■ **EXERCISE REQUIREMENTS**: Reproduce every entry below precisely; do not include the pictures.

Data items
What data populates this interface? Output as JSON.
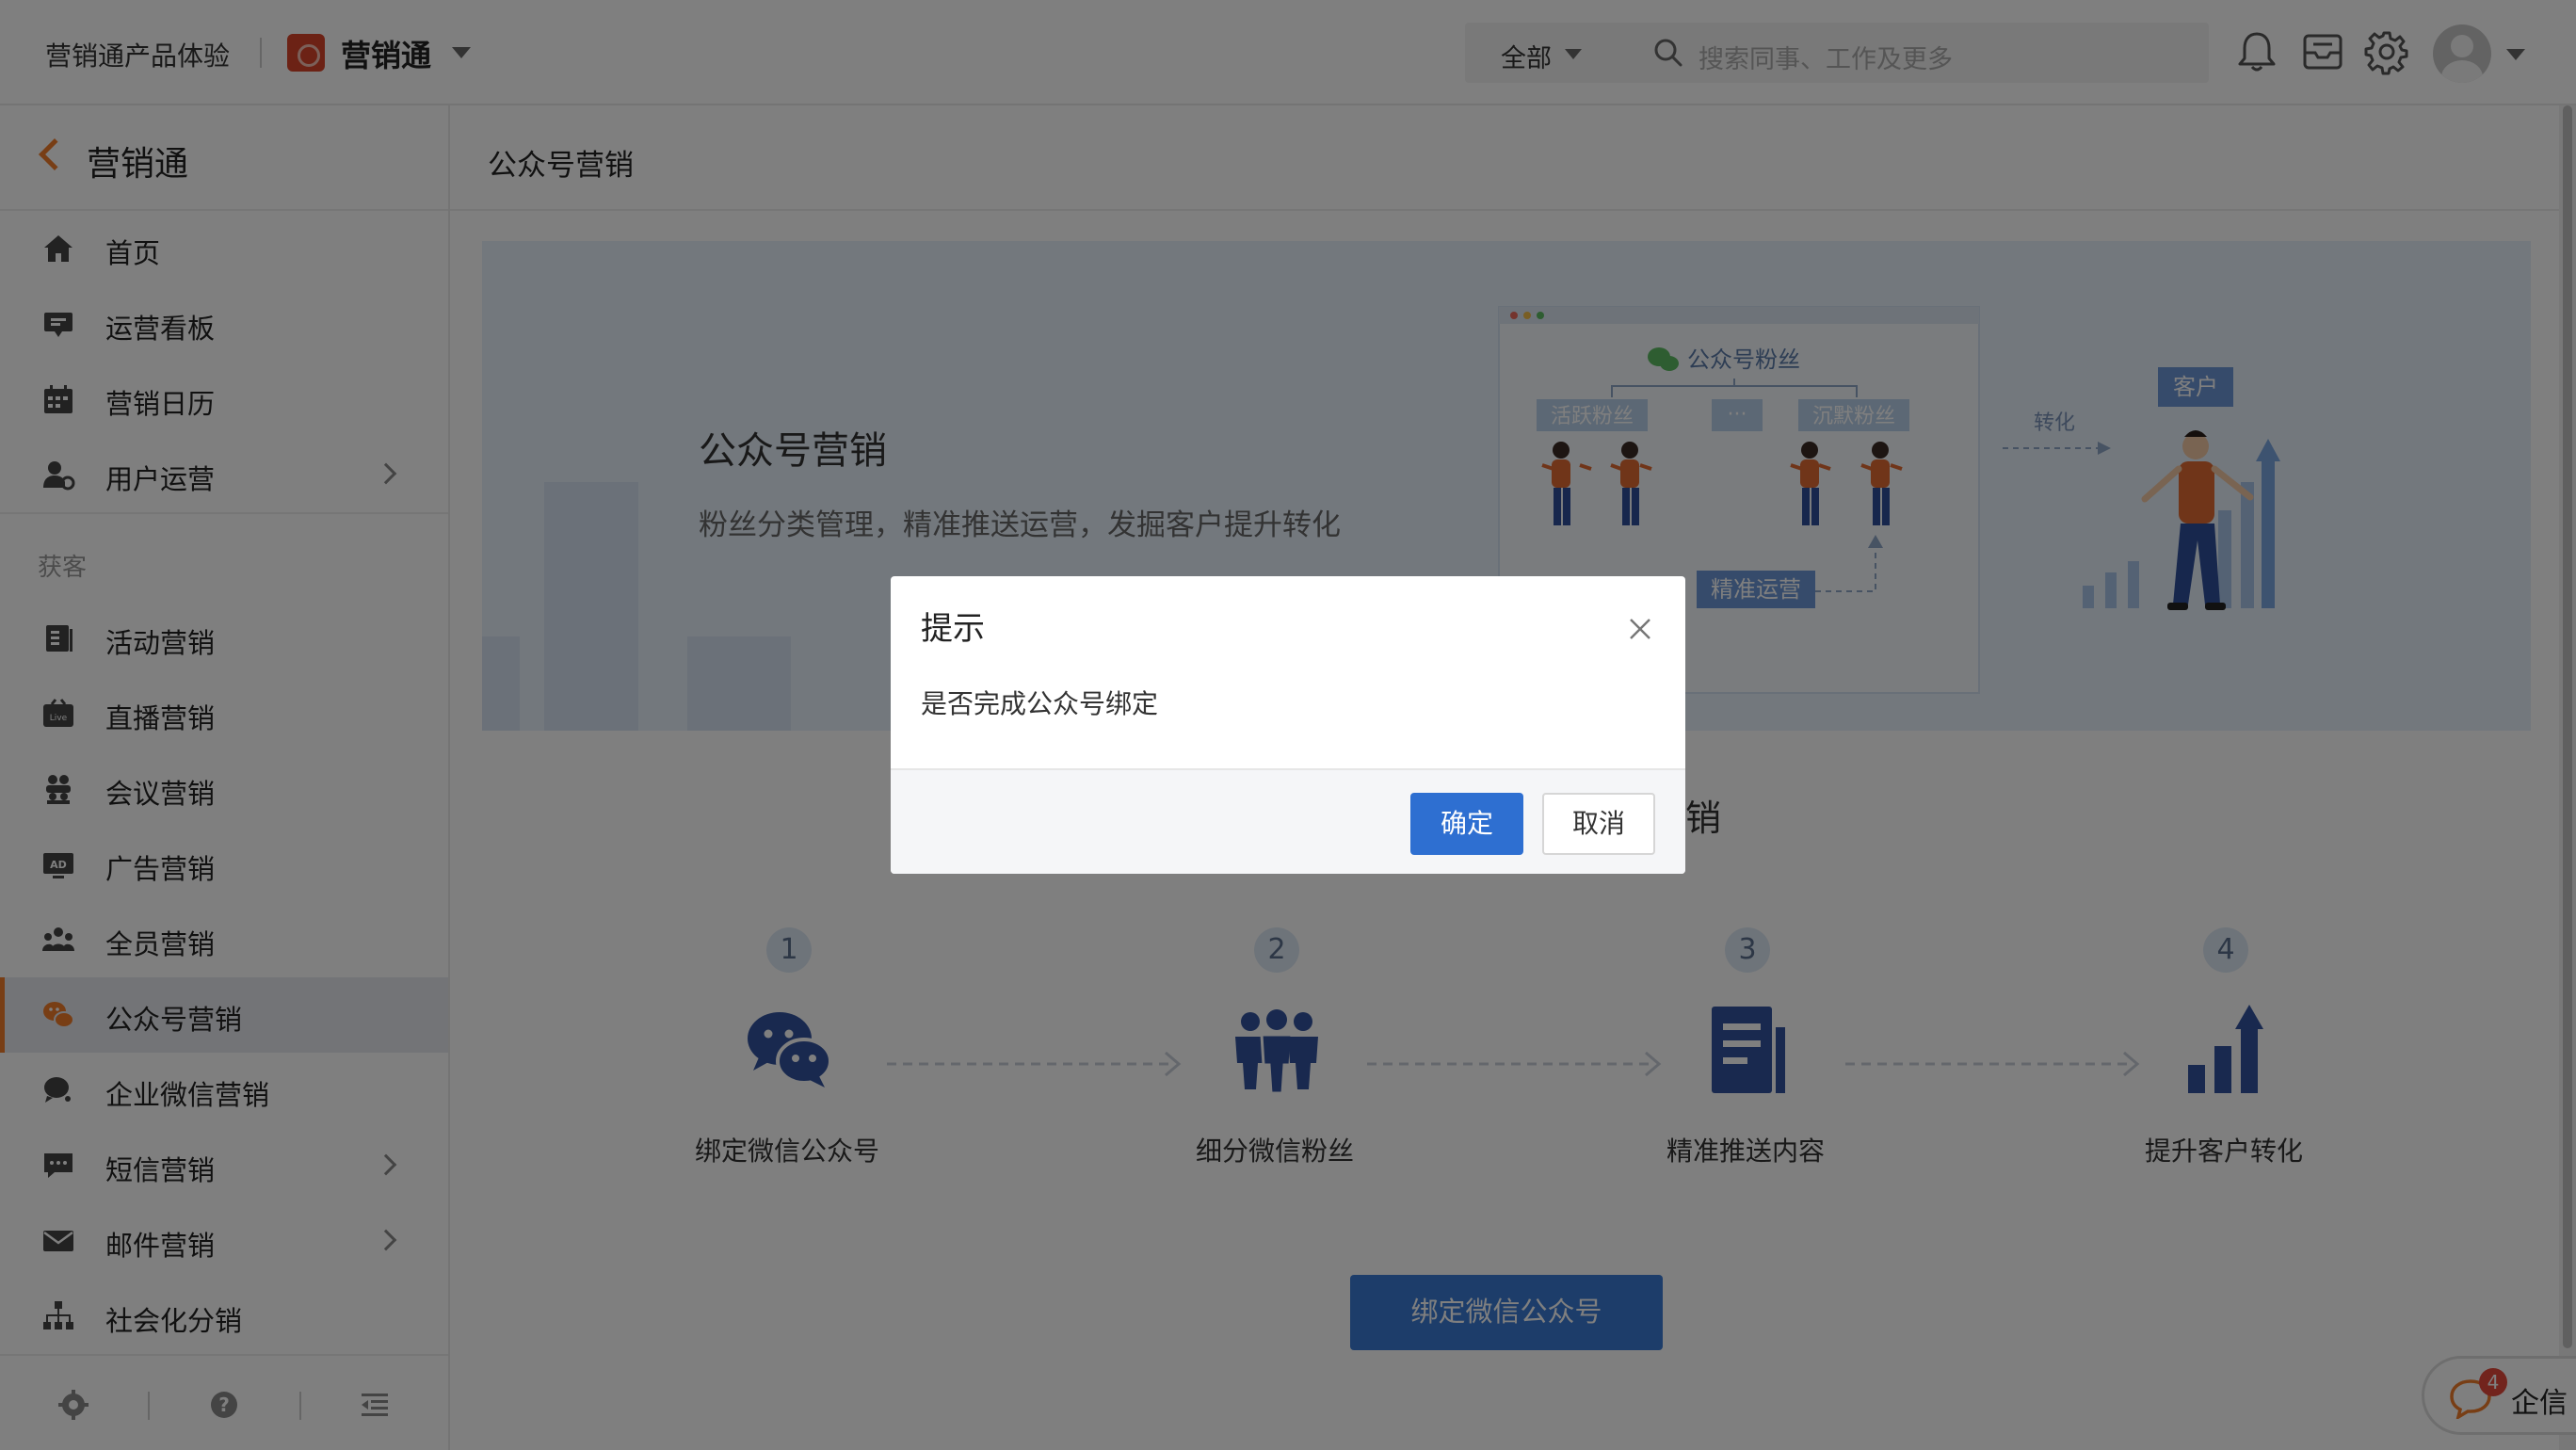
{
  "topbar": {
    "product_name": "营销通产品体验",
    "app_name": "营销通",
    "search_scope": "全部",
    "search_placeholder": "搜索同事、工作及更多",
    "icons": [
      "bell-icon",
      "inbox-icon",
      "gear-icon",
      "avatar"
    ]
  },
  "sidebar": {
    "title": "营销通",
    "items_top": [
      {
        "label": "首页",
        "icon": "home-icon"
      },
      {
        "label": "运营看板",
        "icon": "dashboard-icon"
      },
      {
        "label": "营销日历",
        "icon": "calendar-icon"
      },
      {
        "label": "用户运营",
        "icon": "user-ops-icon",
        "has_children": true
      }
    ],
    "section_label": "获客",
    "items": [
      {
        "label": "活动营销",
        "icon": "event-icon"
      },
      {
        "label": "直播营销",
        "icon": "live-icon"
      },
      {
        "label": "会议营销",
        "icon": "meeting-icon"
      },
      {
        "label": "广告营销",
        "icon": "ad-icon"
      },
      {
        "label": "全员营销",
        "icon": "team-icon"
      },
      {
        "label": "公众号营销",
        "icon": "wechat-official-icon",
        "active": true
      },
      {
        "label": "企业微信营销",
        "icon": "wecom-icon"
      },
      {
        "label": "短信营销",
        "icon": "sms-icon",
        "has_children": true
      },
      {
        "label": "邮件营销",
        "icon": "mail-icon",
        "has_children": true
      },
      {
        "label": "社会化分销",
        "icon": "org-icon"
      }
    ]
  },
  "main": {
    "title": "公众号营销",
    "banner": {
      "title": "公众号营销",
      "subtitle": "粉丝分类管理，精准推送运营，发掘客户提升转化",
      "illustration": {
        "box_title": "公众号粉丝",
        "tag_active": "活跃粉丝",
        "tag_more": "···",
        "tag_silent": "沉默粉丝",
        "tag_push": "精准运营",
        "arrow_label": "转化",
        "customer_label": "客户"
      }
    },
    "flow_title_visible": "销",
    "steps": [
      {
        "num": "1",
        "label": "绑定微信公众号",
        "icon": "wechat-icon"
      },
      {
        "num": "2",
        "label": "细分微信粉丝",
        "icon": "group-icon"
      },
      {
        "num": "3",
        "label": "精准推送内容",
        "icon": "document-icon"
      },
      {
        "num": "4",
        "label": "提升客户转化",
        "icon": "growth-chart-icon"
      }
    ],
    "bind_button": "绑定微信公众号"
  },
  "qixin": {
    "label": "企信",
    "badge": "4"
  },
  "modal": {
    "title": "提示",
    "message": "是否完成公众号绑定",
    "ok": "确定",
    "cancel": "取消"
  },
  "colors": {
    "accent": "#f07c2b",
    "primary": "#2e6fd1",
    "banner_bg": "#e6f0fb",
    "icon_blue": "#33539e"
  }
}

■ **SOLUTION TO THIS PROBLEM**:
What data populates this interface? Output as JSON.
{
  "topbar": {
    "product_name": "营销通产品体验",
    "app_name": "营销通",
    "search_scope": "全部",
    "search_placeholder": "搜索同事、工作及更多",
    "icons": [
      "bell-icon",
      "inbox-icon",
      "gear-icon",
      "avatar"
    ]
  },
  "sidebar": {
    "title": "营销通",
    "items_top": [
      {
        "label": "首页",
        "icon": "home-icon"
      },
      {
        "label": "运营看板",
        "icon": "dashboard-icon"
      },
      {
        "label": "营销日历",
        "icon": "calendar-icon"
      },
      {
        "label": "用户运营",
        "icon": "user-ops-icon",
        "has_children": true
      }
    ],
    "section_label": "获客",
    "items": [
      {
        "label": "活动营销",
        "icon": "event-icon"
      },
      {
        "label": "直播营销",
        "icon": "live-icon"
      },
      {
        "label": "会议营销",
        "icon": "meeting-icon"
      },
      {
        "label": "广告营销",
        "icon": "ad-icon"
      },
      {
        "label": "全员营销",
        "icon": "team-icon"
      },
      {
        "label": "公众号营销",
        "icon": "wechat-official-icon",
        "active": true
      },
      {
        "label": "企业微信营销",
        "icon": "wecom-icon"
      },
      {
        "label": "短信营销",
        "icon": "sms-icon",
        "has_children": true
      },
      {
        "label": "邮件营销",
        "icon": "mail-icon",
        "has_children": true
      },
      {
        "label": "社会化分销",
        "icon": "org-icon"
      }
    ]
  },
  "main": {
    "title": "公众号营销",
    "banner": {
      "title": "公众号营销",
      "subtitle": "粉丝分类管理，精准推送运营，发掘客户提升转化",
      "illustration": {
        "box_title": "公众号粉丝",
        "tag_active": "活跃粉丝",
        "tag_more": "···",
        "tag_silent": "沉默粉丝",
        "tag_push": "精准运营",
        "arrow_label": "转化",
        "customer_label": "客户"
      }
    },
    "flow_title_visible": "销",
    "steps": [
      {
        "num": "1",
        "label": "绑定微信公众号",
        "icon": "wechat-icon"
      },
      {
        "num": "2",
        "label": "细分微信粉丝",
        "icon": "group-icon"
      },
      {
        "num": "3",
        "label": "精准推送内容",
        "icon": "document-icon"
      },
      {
        "num": "4",
        "label": "提升客户转化",
        "icon": "growth-chart-icon"
      }
    ],
    "bind_button": "绑定微信公众号"
  },
  "qixin": {
    "label": "企信",
    "badge": "4"
  },
  "modal": {
    "title": "提示",
    "message": "是否完成公众号绑定",
    "ok": "确定",
    "cancel": "取消"
  },
  "colors": {
    "accent": "#f07c2b",
    "primary": "#2e6fd1",
    "banner_bg": "#e6f0fb",
    "icon_blue": "#33539e"
  }
}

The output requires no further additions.